Set tasks =>
a – In the sticky element excerpt, which property of the entry object decides whether the class is added or removed?
b – Retype the sticky element excerpt from "This solution takes" to "the entry object.".
c – Put this sentence from the sticky element excerpt into Spanish: "As scrolling continues, the sticky element eventually moves out of view and the intersection stops."

This is an example of detecting when a sticky element is at the top of the scrolling container so a class name can be applied to the element. This is accomplished by making use of an interesting quirk of the DOM when giving a specific rootMargin
to the observer. The values given are:
rootMargin: '0px 0px -100% 0px'
This pushes the bottom margin of the root’s boundary to the top of the root element, which leaves a small sliver of area available for intersection detection that's zero pixels. A target element touching this zero pixel area triggers the intersection change, even though it doesn’t exist by the numbers, so to speak. Consider that we can have elements in the DOM that exist with a collapsed height of zero.
This solution takes advantage of this by recognizing the sticky element is always in its "sticky" position at the top of the root element. As scrolling continues, the sticky element eventually moves out of view and the intersection stops. Therefore, we add and remove the class based on the isIntersecting
property of the entry object.
Here’s the HTML:
<section>
<div class="sticky-container">
<div class="sticky-content">
<span>§</span>
<h2>Section 1</h2>
</div>
</div>
</section>
The outer div with the class sticky-container
is the target for our observer. This div will be set as the sticky element and acts as the container. The element used to style and change the element based on the sticky state is the sticky-content
div and its children. This insures that the actual sticky element is always in contact with the shrunken rootMargin
at the top of the root element.
Here’s the CSS:
.sticky-content {
position: relative;
transition: 0.25s;
}
.sticky-content span {
display: inline-block;
font-size: 20px;
opacity: 0;
overflow: hidden;
transition: 0.25s;
width: 0;
}
.sticky-content h2 {
display: inline-block;
}
.sticky-container {
position: sticky;
top: 0;
}
.sticky-container.active .sticky-content {
background-color: rgba(0, 0, 0, 0.8);
color: #fff;
padding: 10px;
}
.sticky-container.active .sticky-content span {
opacity: 1;
transition: 0.25s 0.5s;
width: 20px;
}
You’ll see that .sticky-container
creates our sticky element at the top of zero. The rest is a mixture of styles for the regular state in .sticky-content
and the sticky state with .active .sticky-content
. Again, you can pretty much do anything you want inside the sticky content div. In this demo, there’s a hidden section symbol that appears from a delayed transition when the sticky state is active. This effect would be difficult without something to assist, like the Intersection Observer.

Data records
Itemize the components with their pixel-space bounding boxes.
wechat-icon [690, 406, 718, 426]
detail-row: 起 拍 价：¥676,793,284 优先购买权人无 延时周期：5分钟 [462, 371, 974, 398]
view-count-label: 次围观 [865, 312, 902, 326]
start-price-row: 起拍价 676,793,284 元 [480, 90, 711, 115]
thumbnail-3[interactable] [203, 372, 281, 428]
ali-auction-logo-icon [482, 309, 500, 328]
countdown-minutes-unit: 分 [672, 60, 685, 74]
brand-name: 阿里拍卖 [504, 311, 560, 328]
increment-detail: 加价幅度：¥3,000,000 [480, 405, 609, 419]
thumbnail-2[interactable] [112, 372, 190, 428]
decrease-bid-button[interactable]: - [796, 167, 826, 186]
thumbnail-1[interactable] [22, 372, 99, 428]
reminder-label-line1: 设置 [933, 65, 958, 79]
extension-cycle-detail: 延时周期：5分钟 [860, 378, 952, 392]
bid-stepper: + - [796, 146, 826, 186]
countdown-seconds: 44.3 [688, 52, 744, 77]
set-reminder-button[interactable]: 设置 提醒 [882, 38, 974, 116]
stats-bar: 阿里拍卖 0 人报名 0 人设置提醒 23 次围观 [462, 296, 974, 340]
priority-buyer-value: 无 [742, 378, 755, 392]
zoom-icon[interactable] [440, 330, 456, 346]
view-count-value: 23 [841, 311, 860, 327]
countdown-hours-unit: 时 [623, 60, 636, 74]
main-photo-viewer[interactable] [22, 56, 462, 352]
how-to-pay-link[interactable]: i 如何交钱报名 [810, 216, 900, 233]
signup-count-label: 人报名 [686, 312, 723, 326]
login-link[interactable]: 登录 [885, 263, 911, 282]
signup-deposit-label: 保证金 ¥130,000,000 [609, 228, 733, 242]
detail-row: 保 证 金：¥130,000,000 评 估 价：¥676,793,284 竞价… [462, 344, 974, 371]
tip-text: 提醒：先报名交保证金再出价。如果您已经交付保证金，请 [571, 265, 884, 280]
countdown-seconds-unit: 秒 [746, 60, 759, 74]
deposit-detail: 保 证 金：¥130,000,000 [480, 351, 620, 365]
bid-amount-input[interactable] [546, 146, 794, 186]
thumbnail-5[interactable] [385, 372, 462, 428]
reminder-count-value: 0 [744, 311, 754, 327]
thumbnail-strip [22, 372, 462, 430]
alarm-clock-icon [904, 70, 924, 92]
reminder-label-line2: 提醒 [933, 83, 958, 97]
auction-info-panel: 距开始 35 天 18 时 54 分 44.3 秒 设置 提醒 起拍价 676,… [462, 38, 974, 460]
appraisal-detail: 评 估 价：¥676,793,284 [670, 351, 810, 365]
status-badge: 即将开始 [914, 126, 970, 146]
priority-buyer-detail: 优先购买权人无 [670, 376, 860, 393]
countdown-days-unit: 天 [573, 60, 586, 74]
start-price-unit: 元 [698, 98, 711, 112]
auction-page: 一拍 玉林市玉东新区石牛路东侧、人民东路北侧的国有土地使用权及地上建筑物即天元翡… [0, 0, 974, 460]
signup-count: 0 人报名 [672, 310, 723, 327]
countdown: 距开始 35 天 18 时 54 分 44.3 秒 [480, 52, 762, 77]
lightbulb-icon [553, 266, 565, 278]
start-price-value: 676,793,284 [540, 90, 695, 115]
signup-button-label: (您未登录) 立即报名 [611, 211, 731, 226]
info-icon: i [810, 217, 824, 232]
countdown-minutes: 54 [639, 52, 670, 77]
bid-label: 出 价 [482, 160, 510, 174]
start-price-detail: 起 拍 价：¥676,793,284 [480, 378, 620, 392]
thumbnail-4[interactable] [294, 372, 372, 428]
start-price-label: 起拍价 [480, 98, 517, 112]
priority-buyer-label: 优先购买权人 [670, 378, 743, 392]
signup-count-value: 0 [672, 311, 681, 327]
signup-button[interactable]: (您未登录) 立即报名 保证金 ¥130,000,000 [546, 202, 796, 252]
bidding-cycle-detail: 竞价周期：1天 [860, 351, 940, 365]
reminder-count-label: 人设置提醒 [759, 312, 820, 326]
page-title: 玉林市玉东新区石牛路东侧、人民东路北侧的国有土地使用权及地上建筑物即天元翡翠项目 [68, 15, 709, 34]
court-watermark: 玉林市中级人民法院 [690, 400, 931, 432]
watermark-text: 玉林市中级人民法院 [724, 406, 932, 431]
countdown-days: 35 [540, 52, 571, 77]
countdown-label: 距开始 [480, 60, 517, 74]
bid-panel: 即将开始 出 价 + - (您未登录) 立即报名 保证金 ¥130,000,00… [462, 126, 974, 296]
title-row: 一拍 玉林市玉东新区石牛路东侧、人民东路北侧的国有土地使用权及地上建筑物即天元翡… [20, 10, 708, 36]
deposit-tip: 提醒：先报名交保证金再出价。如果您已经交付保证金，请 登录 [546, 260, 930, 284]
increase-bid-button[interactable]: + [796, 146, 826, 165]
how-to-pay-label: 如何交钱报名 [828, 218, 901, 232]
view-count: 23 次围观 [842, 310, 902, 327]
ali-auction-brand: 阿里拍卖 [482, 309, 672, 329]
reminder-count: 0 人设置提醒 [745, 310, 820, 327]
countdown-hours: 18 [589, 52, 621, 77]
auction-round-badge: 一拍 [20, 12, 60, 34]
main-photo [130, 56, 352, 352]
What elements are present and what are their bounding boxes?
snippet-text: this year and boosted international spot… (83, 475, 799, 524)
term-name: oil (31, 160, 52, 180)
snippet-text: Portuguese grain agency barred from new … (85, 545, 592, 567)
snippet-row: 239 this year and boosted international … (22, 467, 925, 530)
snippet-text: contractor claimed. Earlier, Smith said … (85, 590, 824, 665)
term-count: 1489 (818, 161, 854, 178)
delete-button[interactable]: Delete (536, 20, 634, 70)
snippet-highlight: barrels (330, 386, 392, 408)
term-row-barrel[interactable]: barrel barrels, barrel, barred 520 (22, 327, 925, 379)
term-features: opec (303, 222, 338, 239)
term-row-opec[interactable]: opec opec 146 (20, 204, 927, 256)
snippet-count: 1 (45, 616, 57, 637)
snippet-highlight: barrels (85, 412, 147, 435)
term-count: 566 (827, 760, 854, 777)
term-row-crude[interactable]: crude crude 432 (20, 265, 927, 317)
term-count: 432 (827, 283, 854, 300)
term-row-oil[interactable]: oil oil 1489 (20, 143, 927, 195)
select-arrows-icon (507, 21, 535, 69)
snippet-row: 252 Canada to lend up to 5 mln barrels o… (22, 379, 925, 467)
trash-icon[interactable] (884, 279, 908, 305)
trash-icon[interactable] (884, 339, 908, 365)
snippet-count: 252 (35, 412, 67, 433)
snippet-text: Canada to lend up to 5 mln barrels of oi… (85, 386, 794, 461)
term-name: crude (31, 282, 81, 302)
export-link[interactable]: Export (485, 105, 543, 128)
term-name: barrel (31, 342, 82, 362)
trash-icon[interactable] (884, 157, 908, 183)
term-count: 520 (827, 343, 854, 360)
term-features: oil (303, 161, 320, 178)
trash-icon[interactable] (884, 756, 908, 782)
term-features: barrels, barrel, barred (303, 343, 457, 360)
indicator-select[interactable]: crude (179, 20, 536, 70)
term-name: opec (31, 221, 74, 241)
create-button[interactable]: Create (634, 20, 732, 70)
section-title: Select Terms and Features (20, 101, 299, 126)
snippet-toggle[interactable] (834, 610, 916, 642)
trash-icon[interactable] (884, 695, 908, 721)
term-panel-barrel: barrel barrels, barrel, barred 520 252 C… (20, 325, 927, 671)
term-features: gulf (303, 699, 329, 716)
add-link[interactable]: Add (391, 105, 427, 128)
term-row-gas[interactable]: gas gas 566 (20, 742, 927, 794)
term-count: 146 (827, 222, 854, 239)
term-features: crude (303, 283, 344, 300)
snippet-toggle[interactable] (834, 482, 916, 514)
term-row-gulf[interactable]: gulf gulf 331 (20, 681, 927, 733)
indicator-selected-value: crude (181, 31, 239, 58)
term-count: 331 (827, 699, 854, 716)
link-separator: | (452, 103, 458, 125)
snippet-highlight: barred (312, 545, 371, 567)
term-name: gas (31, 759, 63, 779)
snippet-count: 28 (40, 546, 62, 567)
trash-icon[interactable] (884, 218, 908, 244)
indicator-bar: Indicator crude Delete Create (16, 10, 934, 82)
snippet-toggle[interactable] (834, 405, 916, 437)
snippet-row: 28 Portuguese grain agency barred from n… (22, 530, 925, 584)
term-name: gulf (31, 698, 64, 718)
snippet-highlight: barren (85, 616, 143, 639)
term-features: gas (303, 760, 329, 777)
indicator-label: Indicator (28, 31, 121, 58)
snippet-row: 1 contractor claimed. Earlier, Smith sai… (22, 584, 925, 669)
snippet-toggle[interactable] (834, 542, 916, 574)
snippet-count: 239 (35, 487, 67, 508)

Results of the tasks =>
a – The isIntersecting property.

b –
This solution takes advantage of this by recognizing the sticky element is always in its "sticky" position at the top of the root element. As scrolling continues, the sticky element eventually moves out of view and the intersection stops. Therefore, we add and remove the class based on the isIntersecting
property of the entry object.

c – A medida que continúa el desplazamiento, el elemento sticky finalmente sale de la vista y la intersección se detiene.